## START Data entries

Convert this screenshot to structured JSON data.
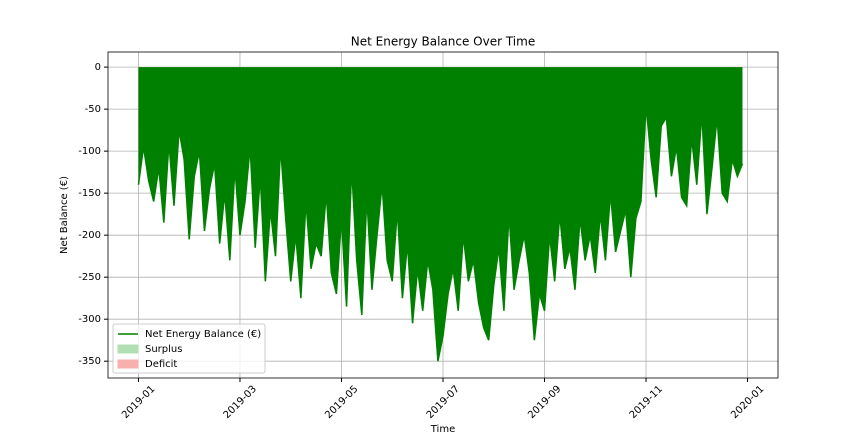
{
  "chart_data": {
    "type": "area-line",
    "title": "Net Energy Balance Over Time",
    "xlabel": "Time",
    "ylabel": "Net Balance (€)",
    "x": [
      0,
      0.1,
      0.2,
      0.3,
      0.4,
      0.5,
      0.6,
      0.7,
      0.8,
      0.9,
      1,
      1.1,
      1.2,
      1.3,
      1.4,
      1.5,
      1.6,
      1.7,
      1.8,
      1.9,
      2,
      2.1,
      2.2,
      2.3,
      2.4,
      2.5,
      2.6,
      2.7,
      2.8,
      2.9,
      3,
      3.1,
      3.2,
      3.3,
      3.4,
      3.5,
      3.6,
      3.7,
      3.8,
      3.9,
      4,
      4.1,
      4.2,
      4.3,
      4.4,
      4.5,
      4.6,
      4.7,
      4.8,
      4.9,
      5,
      5.1,
      5.2,
      5.3,
      5.4,
      5.5,
      5.6,
      5.7,
      5.8,
      5.9,
      6,
      6.1,
      6.2,
      6.3,
      6.4,
      6.5,
      6.6,
      6.7,
      6.8,
      6.9,
      7,
      7.1,
      7.2,
      7.3,
      7.4,
      7.5,
      7.6,
      7.7,
      7.8,
      7.9,
      8,
      8.1,
      8.2,
      8.3,
      8.4,
      8.5,
      8.6,
      8.7,
      8.8,
      8.9,
      9,
      9.1,
      9.2,
      9.3,
      9.4,
      9.5,
      9.6,
      9.7,
      9.8,
      9.9,
      10,
      10.1,
      10.2,
      10.3,
      10.4,
      10.5,
      10.6,
      10.7,
      10.8,
      10.9,
      11,
      11.1,
      11.2,
      11.3,
      11.4,
      11.5,
      11.6,
      11.7,
      11.8,
      11.9
    ],
    "series": [
      {
        "name": "Net Energy Balance (€)",
        "color": "#008000",
        "values": [
          -140,
          -95,
          -135,
          -160,
          -120,
          -185,
          -90,
          -165,
          -75,
          -110,
          -205,
          -130,
          -100,
          -195,
          -145,
          -115,
          -210,
          -150,
          -230,
          -120,
          -200,
          -160,
          -95,
          -215,
          -130,
          -255,
          -170,
          -225,
          -95,
          -180,
          -255,
          -200,
          -275,
          -160,
          -240,
          -210,
          -225,
          -150,
          -245,
          -270,
          -180,
          -285,
          -120,
          -230,
          -295,
          -155,
          -265,
          -200,
          -140,
          -230,
          -255,
          -170,
          -275,
          -210,
          -305,
          -240,
          -290,
          -230,
          -265,
          -350,
          -320,
          -270,
          -240,
          -290,
          -200,
          -255,
          -230,
          -280,
          -310,
          -325,
          -260,
          -215,
          -290,
          -175,
          -265,
          -230,
          -200,
          -245,
          -325,
          -270,
          -290,
          -200,
          -255,
          -175,
          -240,
          -215,
          -265,
          -180,
          -230,
          -200,
          -245,
          -175,
          -230,
          -150,
          -220,
          -195,
          -170,
          -250,
          -180,
          -160,
          -45,
          -110,
          -155,
          -70,
          -60,
          -130,
          -95,
          -155,
          -165,
          -85,
          -140,
          -55,
          -175,
          -120,
          -60,
          -150,
          -160,
          -110,
          -130,
          -115
        ]
      }
    ],
    "legend_patches": [
      {
        "name": "Surplus",
        "color": "#b2dfb2"
      },
      {
        "name": "Deficit",
        "color": "#f7b0ab"
      }
    ],
    "legend": "lower left",
    "xlim": [
      -0.6,
      12.6
    ],
    "xticks": [
      {
        "value": 0,
        "label": "2019-01"
      },
      {
        "value": 2,
        "label": "2019-03"
      },
      {
        "value": 4,
        "label": "2019-05"
      },
      {
        "value": 6,
        "label": "2019-07"
      },
      {
        "value": 8,
        "label": "2019-09"
      },
      {
        "value": 10,
        "label": "2019-11"
      },
      {
        "value": 12,
        "label": "2020-01"
      }
    ],
    "ylim": [
      -370,
      18
    ],
    "yticks": [
      -350,
      -300,
      -250,
      -200,
      -150,
      -100,
      -50,
      0
    ],
    "grid": true
  }
}
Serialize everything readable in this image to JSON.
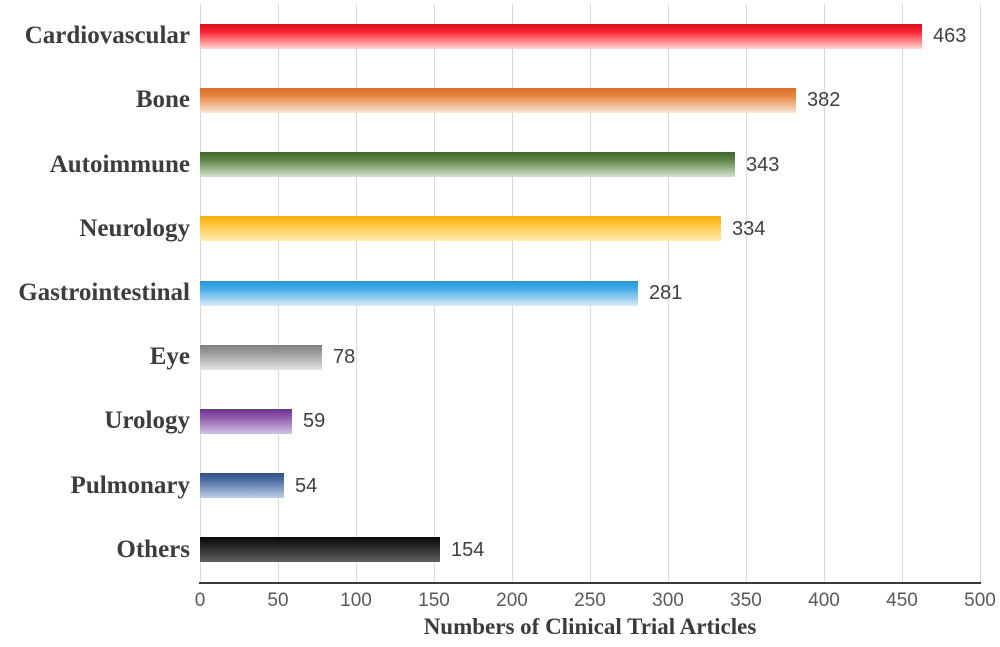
{
  "figure": {
    "background": "#ffffff"
  },
  "chart_data": {
    "type": "bar",
    "orientation": "horizontal",
    "title": "",
    "xlabel": "Numbers of Clinical Trial Articles",
    "ylabel": "",
    "xlim": [
      0,
      500
    ],
    "x_ticks": [
      "0",
      "50",
      "100",
      "150",
      "200",
      "250",
      "300",
      "350",
      "400",
      "450",
      "500"
    ],
    "grid": "vertical-only",
    "legend": "none",
    "categories": [
      "Cardiovascular",
      "Bone",
      "Autoimmune",
      "Neurology",
      "Gastrointestinal",
      "Eye",
      "Urology",
      "Pulmonary",
      "Others"
    ],
    "values": [
      463,
      382,
      343,
      334,
      281,
      78,
      59,
      54,
      154
    ],
    "value_labels": [
      "463",
      "382",
      "343",
      "334",
      "281",
      "78",
      "59",
      "54",
      "154"
    ],
    "bar_gradients": [
      {
        "name": "red",
        "top": "#da1120",
        "mid": "#f8222f",
        "bottom": "#fcd8d4"
      },
      {
        "name": "orange",
        "top": "#d96c2b",
        "mid": "#e58540",
        "bottom": "#f8e6d8"
      },
      {
        "name": "green",
        "top": "#40672e",
        "mid": "#5b8244",
        "bottom": "#d5e2cd"
      },
      {
        "name": "yellow",
        "top": "#f6ad13",
        "mid": "#fbc233",
        "bottom": "#fdeeba"
      },
      {
        "name": "sky-blue",
        "top": "#1e9ade",
        "mid": "#44aae6",
        "bottom": "#ddeaf6"
      },
      {
        "name": "gray",
        "top": "#7f7f7f",
        "mid": "#999999",
        "bottom": "#e3e3e3"
      },
      {
        "name": "purple",
        "top": "#6f2f91",
        "mid": "#8a56a8",
        "bottom": "#cfc2e2"
      },
      {
        "name": "steel-blue",
        "top": "#2e5189",
        "mid": "#4c6fa4",
        "bottom": "#c0cde5"
      },
      {
        "name": "black",
        "top": "#0a0a0a",
        "mid": "#1f1f1f",
        "bottom": "#606060"
      }
    ],
    "styles": {
      "grid_color": "#d9d9d9",
      "axis_line_color": "#3a3a3a",
      "category_label_color": "#3d3d3d",
      "tick_label_color": "#595959",
      "value_label_color": "#3f3f3f",
      "axis_title_color": "#3b3b3b"
    }
  }
}
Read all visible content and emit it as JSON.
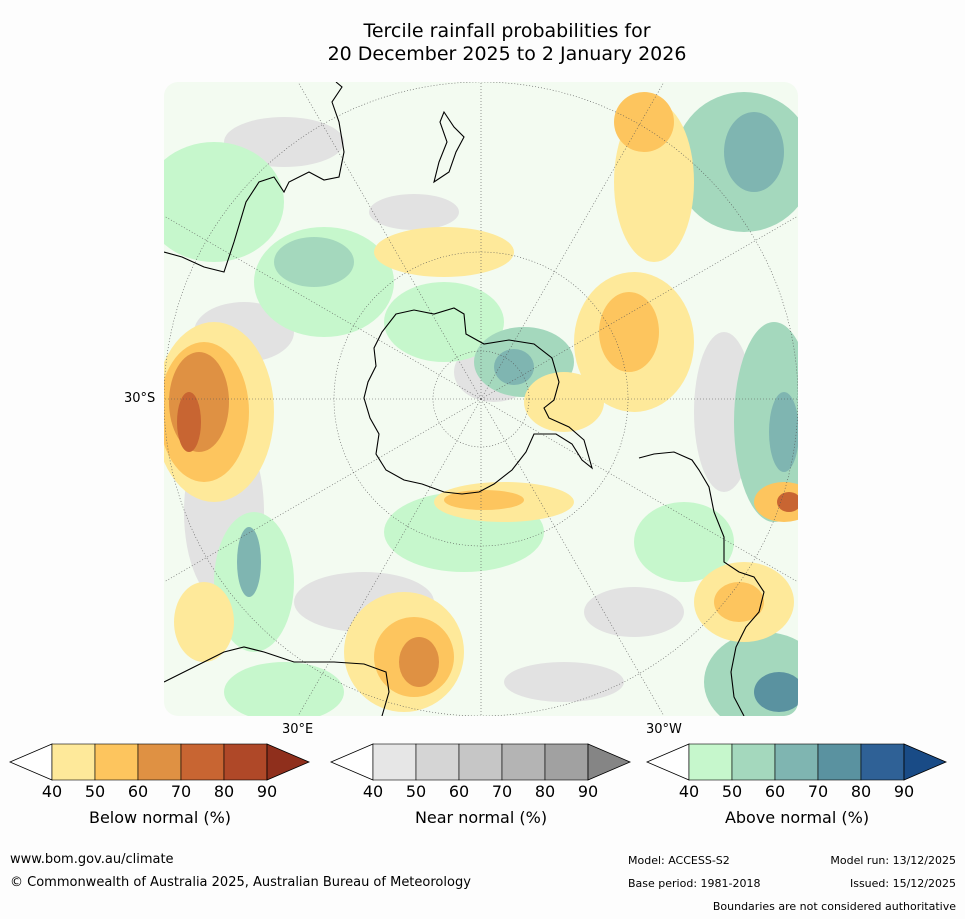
{
  "title": {
    "line1": "Tercile rainfall probabilities for",
    "line2": "20 December 2025 to 2 January 2026"
  },
  "map": {
    "projection": "south-polar stereographic",
    "labels": {
      "lat_30s": "30°S",
      "lon_30e": "30°E",
      "lon_30w": "30°W"
    },
    "colors": {
      "below": [
        "#fee99a",
        "#fdc55e",
        "#df9143",
        "#c86532",
        "#af4828",
        "#8f2f1c"
      ],
      "near": [
        "#e6e6e6",
        "#d5d5d5",
        "#c6c6c6",
        "#b4b4b4",
        "#a1a1a1",
        "#858585"
      ],
      "above": [
        "#c6f7cc",
        "#a4d8bd",
        "#7fb5b1",
        "#5a92a0",
        "#2f6196",
        "#194b86"
      ]
    }
  },
  "legends": [
    {
      "title": "Below normal (%)",
      "ticks": [
        "40",
        "50",
        "60",
        "70",
        "80",
        "90"
      ]
    },
    {
      "title": "Near normal (%)",
      "ticks": [
        "40",
        "50",
        "60",
        "70",
        "80",
        "90"
      ]
    },
    {
      "title": "Above normal (%)",
      "ticks": [
        "40",
        "50",
        "60",
        "70",
        "80",
        "90"
      ]
    }
  ],
  "footer": {
    "url": "www.bom.gov.au/climate",
    "copyright": "© Commonwealth of Australia 2025, Australian Bureau of Meteorology",
    "model": "Model: ACCESS-S2",
    "base_period": "Base period: 1981-2018",
    "model_run": "Model run: 13/12/2025",
    "issued": "Issued: 15/12/2025",
    "disclaimer": "Boundaries are not considered authoritative"
  }
}
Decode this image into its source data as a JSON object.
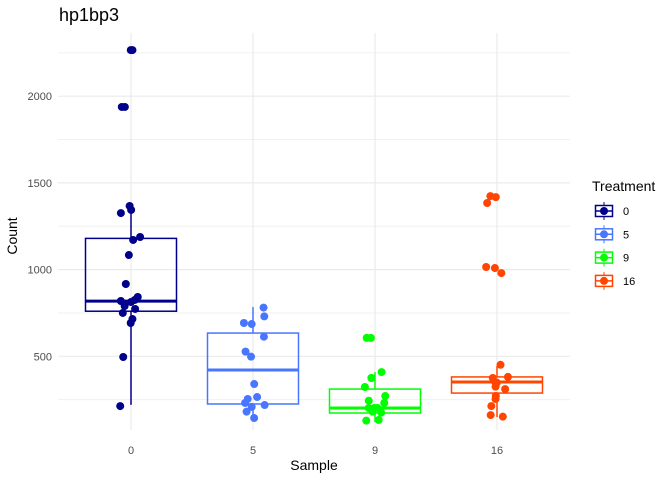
{
  "chart_data": {
    "type": "boxplot",
    "title": "hp1bp3",
    "xlabel": "Sample",
    "ylabel": "Count",
    "categories": [
      "0",
      "5",
      "9",
      "16"
    ],
    "y_ticks": [
      500,
      1000,
      1500,
      2000
    ],
    "ylim": [
      75,
      2365
    ],
    "grid": true,
    "legend": {
      "title": "Treatment",
      "position": "right",
      "entries": [
        "0",
        "5",
        "9",
        "16"
      ]
    },
    "colors": [
      "#00008B",
      "#4876FF",
      "#00FF00",
      "#FF4500"
    ],
    "boxes": [
      {
        "q1": 760,
        "median": 818,
        "q3": 1180,
        "whisker_low": 220,
        "whisker_high": 1330
      },
      {
        "q1": 225,
        "median": 421,
        "q3": 634,
        "whisker_low": 144,
        "whisker_high": 784
      },
      {
        "q1": 173,
        "median": 202,
        "q3": 311,
        "whisker_low": 121,
        "whisker_high": 409
      },
      {
        "q1": 288,
        "median": 352,
        "q3": 381,
        "whisker_low": 150,
        "whisker_high": 444
      }
    ],
    "points": [
      [
        2266,
        2266,
        1938,
        1938,
        1367,
        1344,
        1326,
        1188,
        1171,
        1084,
        917,
        842,
        825,
        819,
        813,
        790,
        773,
        750,
        715,
        692,
        496,
        213
      ],
      [
        781,
        730,
        692,
        686,
        613,
        527,
        498,
        340,
        265,
        254,
        231,
        219,
        208,
        181,
        144
      ],
      [
        606,
        606,
        409,
        375,
        375,
        323,
        271,
        244,
        231,
        202,
        202,
        202,
        181,
        175,
        133,
        129
      ],
      [
        1424,
        1418,
        1384,
        1015,
        1009,
        980,
        451,
        381,
        375,
        348,
        348,
        325,
        311,
        271,
        254,
        213,
        161,
        152
      ]
    ]
  }
}
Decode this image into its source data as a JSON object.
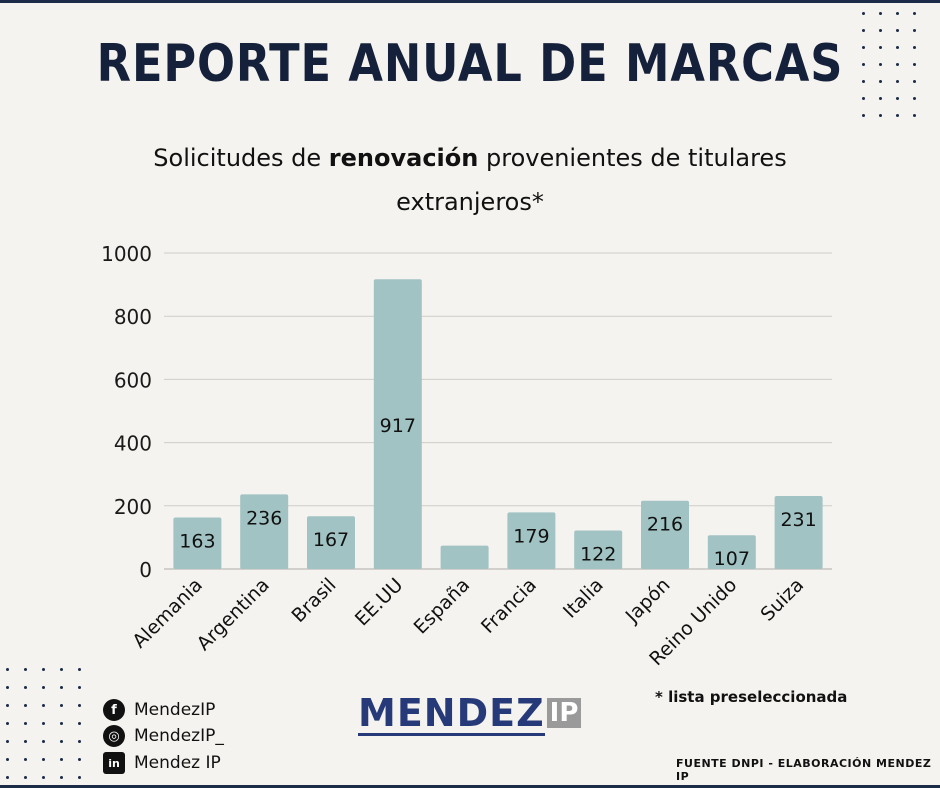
{
  "header": {
    "title": "REPORTE ANUAL DE MARCAS",
    "subtitle_pre": "Solicitudes de ",
    "subtitle_bold": "renovación",
    "subtitle_post": " provenientes de titulares extranjeros*"
  },
  "chart_data": {
    "type": "bar",
    "title": "Solicitudes de renovación provenientes de titulares extranjeros*",
    "xlabel": "",
    "ylabel": "",
    "categories": [
      "Alemania",
      "Argentina",
      "Brasil",
      "EE.UU",
      "España",
      "Francia",
      "Italia",
      "Japón",
      "Reino Unido",
      "Suiza"
    ],
    "values": [
      163,
      236,
      167,
      917,
      74,
      179,
      122,
      216,
      107,
      231
    ],
    "data_labels": [
      "163",
      "236",
      "167",
      "917",
      "",
      "179",
      "122",
      "216",
      "107",
      "231"
    ],
    "ylim": [
      0,
      1000
    ],
    "yticks": [
      0,
      200,
      400,
      600,
      800,
      1000
    ],
    "grid": true,
    "legend": "none",
    "bar_color": "#a1c3c3"
  },
  "social": [
    {
      "icon": "facebook-icon",
      "glyph": "f",
      "label": "MendezIP"
    },
    {
      "icon": "instagram-icon",
      "glyph": "◎",
      "label": "MendezIP_"
    },
    {
      "icon": "linkedin-icon",
      "glyph": "in",
      "label": "Mendez IP"
    }
  ],
  "logo": {
    "main": "MENDEZ",
    "suffix": "IP"
  },
  "footnote": "* lista  preseleccionada",
  "source": "FUENTE DNPI - ELABORACIÓN MENDEZ IP",
  "colors": {
    "title": "#15213a",
    "frame": "#1c2b47",
    "logo": "#263a7a",
    "logo_suffix_bg": "#9a9a9a",
    "background": "#f5f3ef"
  }
}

## END Data entries

Goal → Pull out every line of the records that includes the string "type".

Finished exercise →
    "type": "area-line",
    "type": "bar",
    "type": "boxplot",
    "type": "bar",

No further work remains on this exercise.